## Job
Search the listing below for "pessoas". Copy each matching line.

## Data excerpts
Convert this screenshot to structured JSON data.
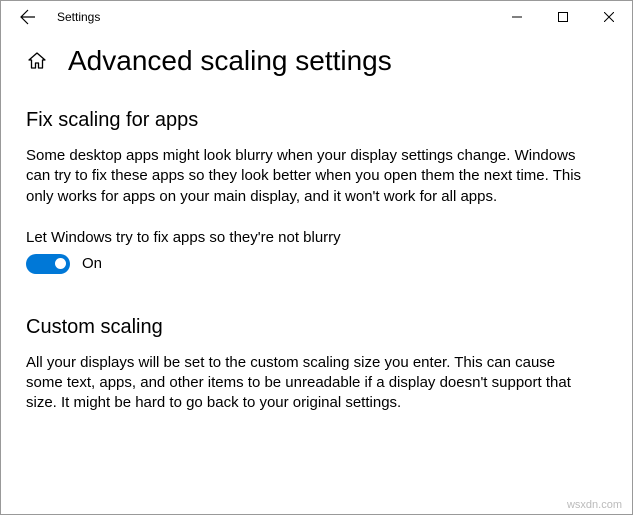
{
  "window": {
    "title": "Settings"
  },
  "page": {
    "title": "Advanced scaling settings"
  },
  "sections": {
    "fix_scaling": {
      "heading": "Fix scaling for apps",
      "description": "Some desktop apps might look blurry when your display settings change. Windows can try to fix these apps so they look better when you open them the next time. This only works for apps on your main display, and it won't work for all apps.",
      "toggle_label": "Let Windows try to fix apps so they're not blurry",
      "toggle_state": "On"
    },
    "custom_scaling": {
      "heading": "Custom scaling",
      "description": "All your displays will be set to the custom scaling size you enter. This can cause some text, apps, and other items to be unreadable if a display doesn't support that size. It might be hard to go back to your original settings."
    }
  },
  "watermark": "wsxdn.com"
}
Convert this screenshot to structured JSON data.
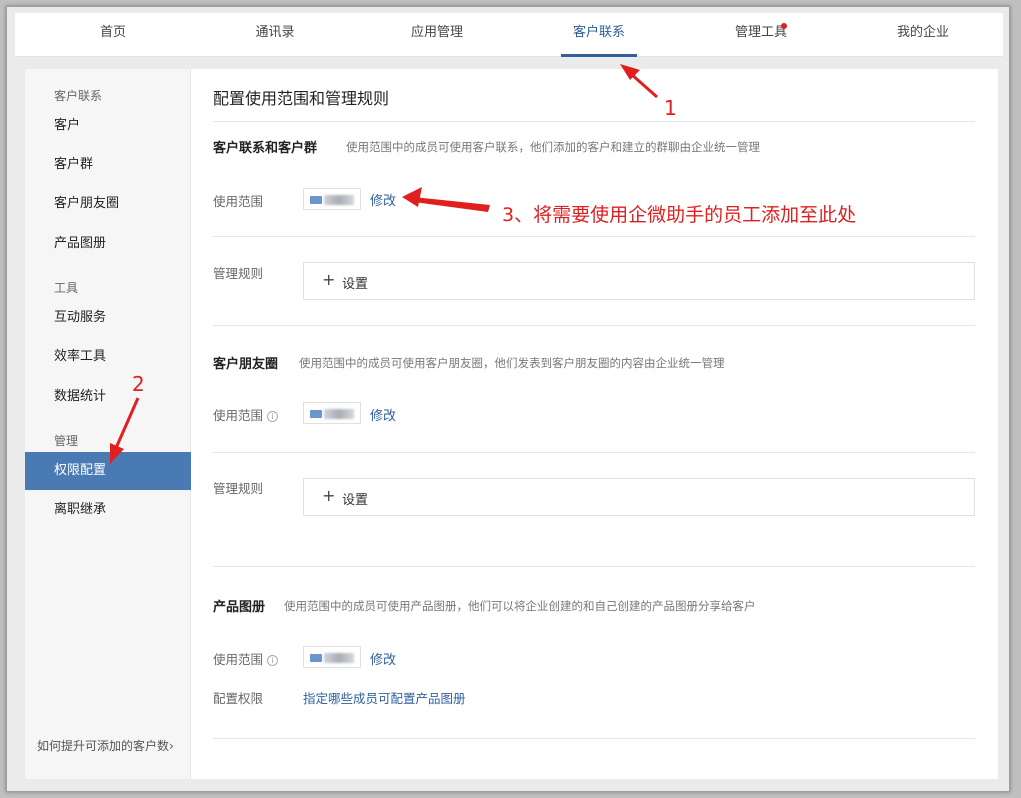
{
  "topnav": {
    "tabs": [
      {
        "label": "首页"
      },
      {
        "label": "通讯录"
      },
      {
        "label": "应用管理"
      },
      {
        "label": "客户联系"
      },
      {
        "label": "管理工具"
      },
      {
        "label": "我的企业"
      }
    ],
    "active_tab": "客户联系",
    "badge_tab": "管理工具"
  },
  "sidebar": {
    "groups": [
      {
        "title": "客户联系",
        "items": [
          "客户",
          "客户群",
          "客户朋友圈",
          "产品图册"
        ]
      },
      {
        "title": "工具",
        "items": [
          "互动服务",
          "效率工具",
          "数据统计"
        ]
      },
      {
        "title": "管理",
        "items": [
          "权限配置",
          "离职继承"
        ]
      }
    ],
    "active_item": "权限配置",
    "footer_link": "如何提升可添加的客户数",
    "footer_chevron": "›"
  },
  "main": {
    "page_title": "配置使用范围和管理规则",
    "sections": [
      {
        "title": "客户联系和客户群",
        "description": "使用范围中的成员可使用客户联系，他们添加的客户和建立的群聊由企业统一管理",
        "scope_label": "使用范围",
        "modify_link": "修改",
        "rule_label": "管理规则",
        "rule_button": "设置"
      },
      {
        "title": "客户朋友圈",
        "description": "使用范围中的成员可使用客户朋友圈，他们发表到客户朋友圈的内容由企业统一管理",
        "scope_label": "使用范围",
        "modify_link": "修改",
        "rule_label": "管理规则",
        "rule_button": "设置"
      },
      {
        "title": "产品图册",
        "description": "使用范围中的成员可使用产品图册，他们可以将企业创建的和自己创建的产品图册分享给客户",
        "scope_label": "使用范围",
        "modify_link": "修改",
        "perm_label": "配置权限",
        "perm_link": "指定哪些成员可配置产品图册"
      }
    ],
    "info_icon_glyph": "i",
    "plus_glyph": "+"
  },
  "annotations": {
    "marker_1": "1",
    "marker_2": "2",
    "note_3": "3、将需要使用企微助手的员工添加至此处",
    "color": "#e02020"
  },
  "colors": {
    "accent": "#2e5f9e",
    "sidebar_active": "#4a7ab4",
    "badge": "#e02020"
  }
}
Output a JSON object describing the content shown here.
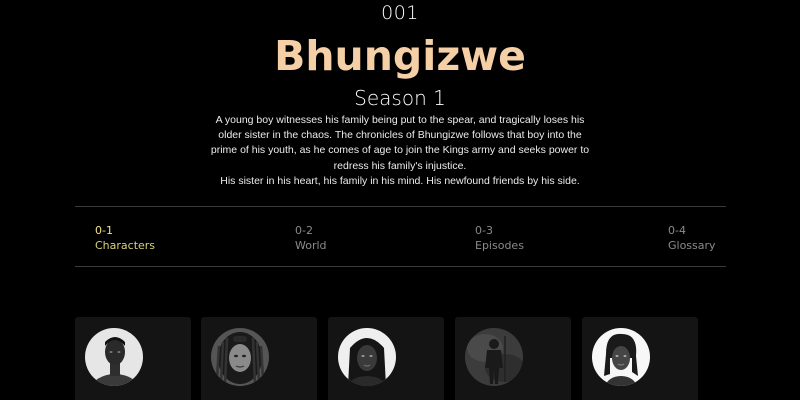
{
  "header": {
    "number": "001",
    "title": "Bhungizwe",
    "season": "Season 1",
    "synopsis_lines": [
      "A young boy witnesses his family being put to the spear, and tragically loses his older sister in the chaos. The chronicles of Bhungizwe follows that boy into the prime of his youth, as he comes of age to join the Kings army and seeks power to redress his family's injustice.",
      "His sister in his heart, his family in his mind. His newfound friends by his side."
    ]
  },
  "nav": {
    "tabs": [
      {
        "num": "0-1",
        "label": "Characters",
        "active": true
      },
      {
        "num": "0-2",
        "label": "World",
        "active": false
      },
      {
        "num": "0-3",
        "label": "Episodes",
        "active": false
      },
      {
        "num": "0-4",
        "label": "Glossary",
        "active": false
      }
    ]
  },
  "characters": {
    "cards": [
      {
        "avatar": "portrait-man-icon"
      },
      {
        "avatar": "portrait-locs-icon"
      },
      {
        "avatar": "portrait-woman-braids-icon"
      },
      {
        "avatar": "portrait-warrior-icon"
      },
      {
        "avatar": "portrait-woman-curls-icon"
      }
    ]
  },
  "colors": {
    "background": "#000000",
    "title": "#f5cfa6",
    "active_tab": "#f1e28a",
    "inactive_tab": "#8a8a8a",
    "card": "#141414",
    "divider": "#3a3a3a"
  }
}
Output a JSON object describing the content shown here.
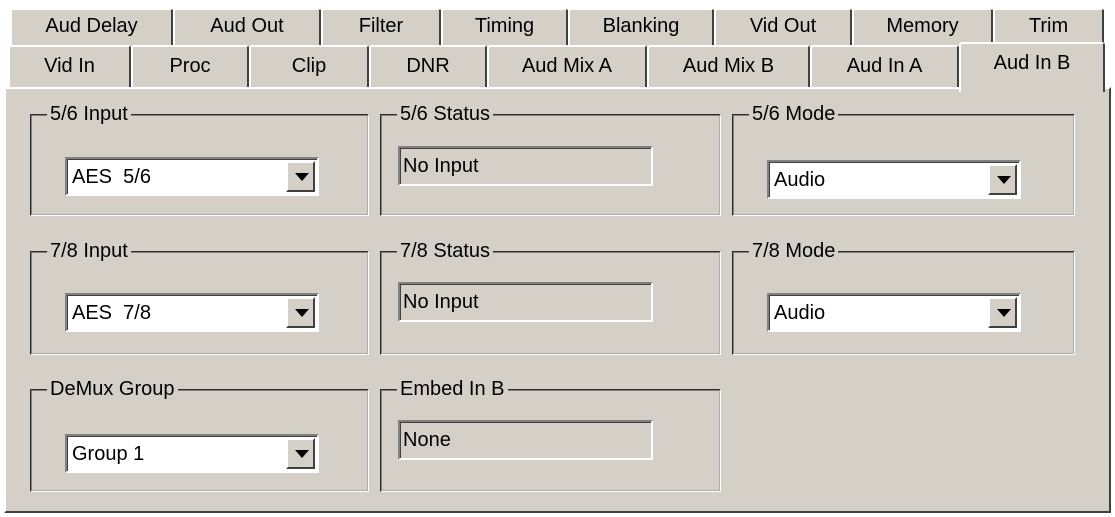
{
  "tabs_row1": [
    {
      "label": "Aud Delay"
    },
    {
      "label": "Aud Out"
    },
    {
      "label": "Filter"
    },
    {
      "label": "Timing"
    },
    {
      "label": "Blanking"
    },
    {
      "label": "Vid Out"
    },
    {
      "label": "Memory"
    },
    {
      "label": "Trim"
    }
  ],
  "tabs_row2": [
    {
      "label": "Vid In"
    },
    {
      "label": "Proc"
    },
    {
      "label": "Clip"
    },
    {
      "label": "DNR"
    },
    {
      "label": "Aud Mix A"
    },
    {
      "label": "Aud Mix B"
    },
    {
      "label": "Aud In A"
    },
    {
      "label": "Aud In B",
      "active": true
    }
  ],
  "groups": {
    "input_56": {
      "title": "5/6 Input",
      "value": "AES  5/6"
    },
    "status_56": {
      "title": "5/6 Status",
      "value": "No Input"
    },
    "mode_56": {
      "title": "5/6 Mode",
      "value": "Audio"
    },
    "input_78": {
      "title": "7/8 Input",
      "value": "AES  7/8"
    },
    "status_78": {
      "title": "7/8 Status",
      "value": "No Input"
    },
    "mode_78": {
      "title": "7/8 Mode",
      "value": "Audio"
    },
    "demux_group": {
      "title": "DeMux Group",
      "value": "Group 1"
    },
    "embed_in_b": {
      "title": "Embed In B",
      "value": "None"
    }
  }
}
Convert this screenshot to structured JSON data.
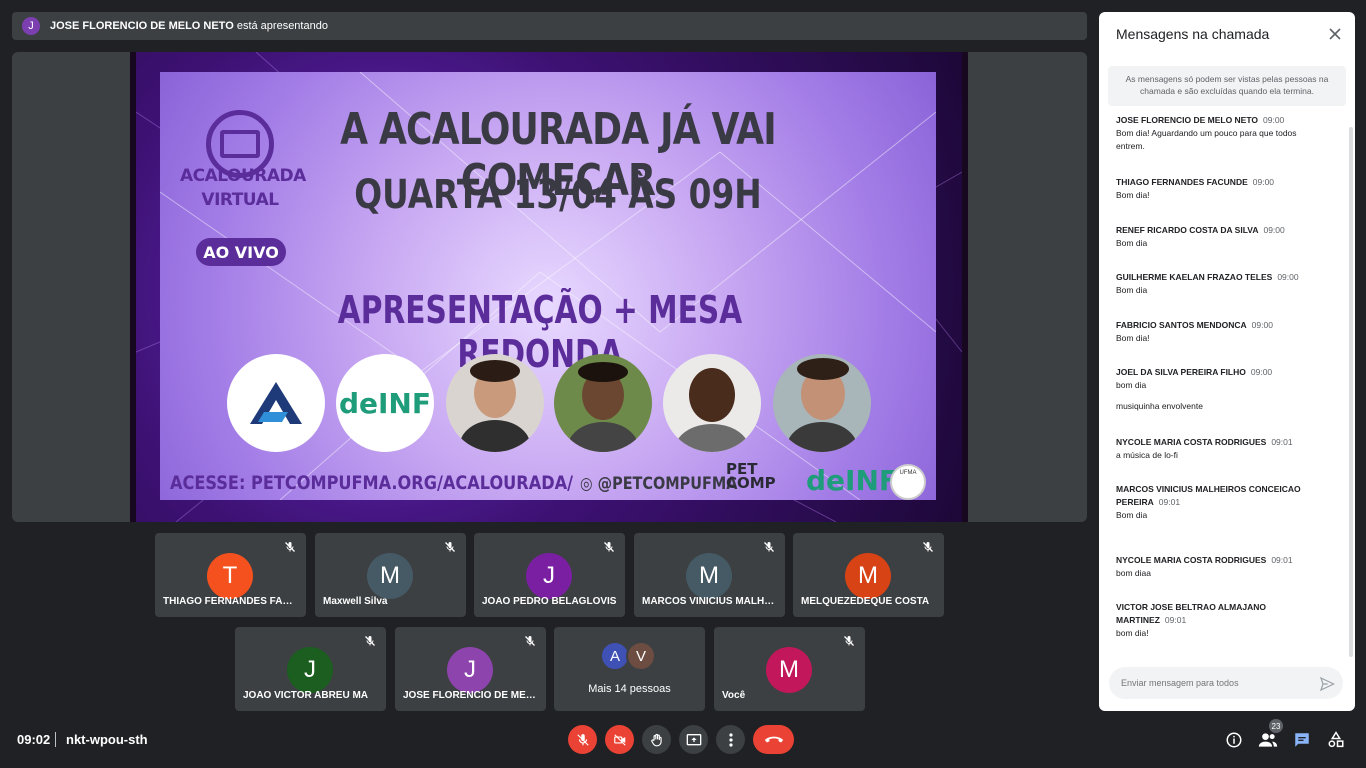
{
  "presenter": {
    "initial": "J",
    "name": "JOSE FLORENCIO DE MELO NETO",
    "suffix": "está apresentando"
  },
  "slide": {
    "logo_line1": "ACALOURADA",
    "logo_line2": "VIRTUAL",
    "logo_badge": "AO VIVO",
    "title1": "A ACALOURADA JÁ VAI COMEÇAR",
    "title2": "QUARTA 13/04 ÀS 09H",
    "title3": "APRESENTAÇÃO + MESA REDONDA",
    "badge_delnf": "deINF",
    "url": "ACESSE: PETCOMPUFMA.ORG/ACALOURADA/",
    "instagram": "@PETCOMPUFMA",
    "pet_line1": "PET",
    "pet_line2": "COMP",
    "footer_delnf": "deINF",
    "ufma": "UFMA"
  },
  "tiles": [
    {
      "initial": "T",
      "name": "THIAGO FERNANDES FACUNDE",
      "color": "#f4511e"
    },
    {
      "initial": "M",
      "name": "Maxwell Silva",
      "color": "#455a64"
    },
    {
      "initial": "J",
      "name": "JOAO PEDRO BELAGLOVIS",
      "color": "#7b1fa2"
    },
    {
      "initial": "M",
      "name": "MARCOS VINICIUS MALHEIROS",
      "color": "#455a64"
    },
    {
      "initial": "M",
      "name": "MELQUEZEDEQUE COSTA",
      "color": "#d84315"
    },
    {
      "initial": "J",
      "name": "JOAO VICTOR ABREU MA",
      "color": "#1b5e20"
    },
    {
      "initial": "J",
      "name": "JOSE FLORENCIO DE MELO",
      "color": "#8e44ad"
    },
    {
      "initial": "M",
      "name": "Você",
      "color": "#c2185b"
    }
  ],
  "more": {
    "initials": [
      "A",
      "V"
    ],
    "colors": [
      "#3f51b5",
      "#6d4c41"
    ],
    "label": "Mais 14 pessoas"
  },
  "meeting": {
    "time": "09:02",
    "code": "nkt-wpou-sth",
    "people_count": "23"
  },
  "chat": {
    "title": "Mensagens na chamada",
    "notice": "As mensagens só podem ser vistas pelas pessoas na chamada e são excluídas quando ela termina.",
    "input_placeholder": "Enviar mensagem para todos",
    "messages": [
      {
        "sender": "JOSE FLORENCIO DE MELO NETO",
        "time": "09:00",
        "text": "Bom dia! Aguardando um pouco para que todos entrem."
      },
      {
        "sender": "THIAGO FERNANDES FACUNDE",
        "time": "09:00",
        "text": "Bom dia!"
      },
      {
        "sender": "RENEF RICARDO COSTA DA SILVA",
        "time": "09:00",
        "text": "Bom dia"
      },
      {
        "sender": "GUILHERME KAELAN FRAZAO TELES",
        "time": "09:00",
        "text": "Bom dia"
      },
      {
        "sender": "FABRICIO SANTOS MENDONCA",
        "time": "09:00",
        "text": "Bom dia!"
      },
      {
        "sender": "JOEL DA SILVA PEREIRA FILHO",
        "time": "09:00",
        "text": "bom dia",
        "extra": "musiquinha envolvente"
      },
      {
        "sender": "NYCOLE MARIA COSTA RODRIGUES",
        "time": "09:01",
        "text": "a música de lo-fi"
      },
      {
        "sender": "MARCOS VINICIUS MALHEIROS CONCEICAO PEREIRA",
        "time": "09:01",
        "text": "Bom dia"
      },
      {
        "sender": "NYCOLE MARIA COSTA RODRIGUES",
        "time": "09:01",
        "text": "bom diaa"
      },
      {
        "sender": "VICTOR JOSE BELTRAO ALMAJANO MARTINEZ",
        "time": "09:01",
        "text": "bom dia!"
      }
    ]
  }
}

## Result below
    "label": "Mais 14 pessoas"
    "notice": "As mensagens só podem ser vistas pelas pessoas na chamada e são excluídas quando ela termina.",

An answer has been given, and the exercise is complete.